What to work on:
The entire listing is to be repeated verbatim.

>> START Dataset entries

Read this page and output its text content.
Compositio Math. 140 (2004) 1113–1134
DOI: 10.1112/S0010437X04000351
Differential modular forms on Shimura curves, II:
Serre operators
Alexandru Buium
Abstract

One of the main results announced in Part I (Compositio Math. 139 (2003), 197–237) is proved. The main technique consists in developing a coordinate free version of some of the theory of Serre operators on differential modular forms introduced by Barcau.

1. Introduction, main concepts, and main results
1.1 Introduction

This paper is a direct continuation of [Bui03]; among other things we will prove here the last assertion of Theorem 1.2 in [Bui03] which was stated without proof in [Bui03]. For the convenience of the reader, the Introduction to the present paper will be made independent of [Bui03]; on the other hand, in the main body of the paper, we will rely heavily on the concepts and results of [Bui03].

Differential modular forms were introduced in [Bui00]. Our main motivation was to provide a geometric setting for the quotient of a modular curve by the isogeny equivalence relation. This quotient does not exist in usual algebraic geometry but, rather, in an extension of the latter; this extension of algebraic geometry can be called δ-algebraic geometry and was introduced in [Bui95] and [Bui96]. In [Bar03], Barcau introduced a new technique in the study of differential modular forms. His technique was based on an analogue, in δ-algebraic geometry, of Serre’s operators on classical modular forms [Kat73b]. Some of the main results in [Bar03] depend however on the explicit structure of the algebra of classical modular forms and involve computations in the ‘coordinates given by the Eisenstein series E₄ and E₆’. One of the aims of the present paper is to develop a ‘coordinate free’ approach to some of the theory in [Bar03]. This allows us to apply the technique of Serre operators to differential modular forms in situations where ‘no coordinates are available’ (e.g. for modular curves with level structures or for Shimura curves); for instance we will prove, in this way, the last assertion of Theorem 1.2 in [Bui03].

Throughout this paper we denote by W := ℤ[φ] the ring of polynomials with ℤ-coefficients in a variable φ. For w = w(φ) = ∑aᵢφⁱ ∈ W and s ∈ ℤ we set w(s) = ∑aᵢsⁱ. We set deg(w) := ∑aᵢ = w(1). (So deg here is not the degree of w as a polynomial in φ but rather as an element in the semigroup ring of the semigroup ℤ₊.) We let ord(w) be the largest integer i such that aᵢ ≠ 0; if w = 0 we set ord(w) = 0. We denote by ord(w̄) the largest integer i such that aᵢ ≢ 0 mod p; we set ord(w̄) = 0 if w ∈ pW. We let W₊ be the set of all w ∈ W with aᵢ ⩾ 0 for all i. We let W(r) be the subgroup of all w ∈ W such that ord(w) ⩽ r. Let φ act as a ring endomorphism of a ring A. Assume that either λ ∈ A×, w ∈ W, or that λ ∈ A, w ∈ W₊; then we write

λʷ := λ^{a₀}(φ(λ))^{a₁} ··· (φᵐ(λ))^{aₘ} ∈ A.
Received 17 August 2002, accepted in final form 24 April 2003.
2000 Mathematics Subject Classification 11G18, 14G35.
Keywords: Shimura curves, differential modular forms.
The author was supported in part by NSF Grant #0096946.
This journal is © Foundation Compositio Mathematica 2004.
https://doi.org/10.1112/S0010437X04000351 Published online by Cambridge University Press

>> END Dataset entries

Reply to the exercise:
Read this page and output its text content.
Compositio Math. 140 (2004) 1113–1134
DOI: 10.1112/S0010437X04000351
Differential modular forms on Shimura curves, II:
Serre operators
Alexandru Buium
Abstract

One of the main results announced in Part I (Compositio Math. 139 (2003), 197–237) is proved. The main technique consists in developing a coordinate free version of some of the theory of Serre operators on differential modular forms introduced by Barcau.

1. Introduction, main concepts, and main results
1.1 Introduction

This paper is a direct continuation of [Bui03]; among other things we will prove here the last assertion of Theorem 1.2 in [Bui03] which was stated without proof in [Bui03]. For the convenience of the reader, the Introduction to the present paper will be made independent of [Bui03]; on the other hand, in the main body of the paper, we will rely heavily on the concepts and results of [Bui03].

Differential modular forms were introduced in [Bui00]. Our main motivation was to provide a geometric setting for the quotient of a modular curve by the isogeny equivalence relation. This quotient does not exist in usual algebraic geometry but, rather, in an extension of the latter; this extension of algebraic geometry can be called δ-algebraic geometry and was introduced in [Bui95] and [Bui96]. In [Bar03], Barcau introduced a new technique in the study of differential modular forms. His technique was based on an analogue, in δ-algebraic geometry, of Serre’s operators on classical modular forms [Kat73b]. Some of the main results in [Bar03] depend however on the explicit structure of the algebra of classical modular forms and involve computations in the ‘coordinates given by the Eisenstein series E₄ and E₆’. One of the aims of the present paper is to develop a ‘coordinate free’ approach to some of the theory in [Bar03]. This allows us to apply the technique of Serre operators to differential modular forms in situations where ‘no coordinates are available’ (e.g. for modular curves with level structures or for Shimura curves); for instance we will prove, in this way, the last assertion of Theorem 1.2 in [Bui03].

Throughout this paper we denote by W := ℤ[φ] the ring of polynomials with ℤ-coefficients in a variable φ. For w = w(φ) = ∑aᵢφⁱ ∈ W and s ∈ ℤ we set w(s) = ∑aᵢsⁱ. We set deg(w) := ∑aᵢ = w(1). (So deg here is not the degree of w as a polynomial in φ but rather as an element in the semigroup ring of the semigroup ℤ₊.) We let ord(w) be the largest integer i such that aᵢ ≠ 0; if w = 0 we set ord(w) = 0. We denote by ord(w̄) the largest integer i such that aᵢ ≢ 0 mod p; we set ord(w̄) = 0 if w ∈ pW. We let W₊ be the set of all w ∈ W with aᵢ ⩾ 0 for all i. We let W(r) be the subgroup of all w ∈ W such that ord(w) ⩽ r. Let φ act as a ring endomorphism of a ring A. Assume that either λ ∈ A×, w ∈ W, or that λ ∈ A, w ∈ W₊; then we write

λʷ := λ^{a₀}(φ(λ))^{a₁} ··· (φᵐ(λ))^{aₘ} ∈ A.
Received 17 August 2002, accepted in final form 24 April 2003.
2000 Mathematics Subject Classification 11G18, 14G35.
Keywords: Shimura curves, differential modular forms.
The author was supported in part by NSF Grant #0096946.
This journal is © Foundation Compositio Mathematica 2004.
https://doi.org/10.1112/S0010437X04000351 Published online by Cambridge University Press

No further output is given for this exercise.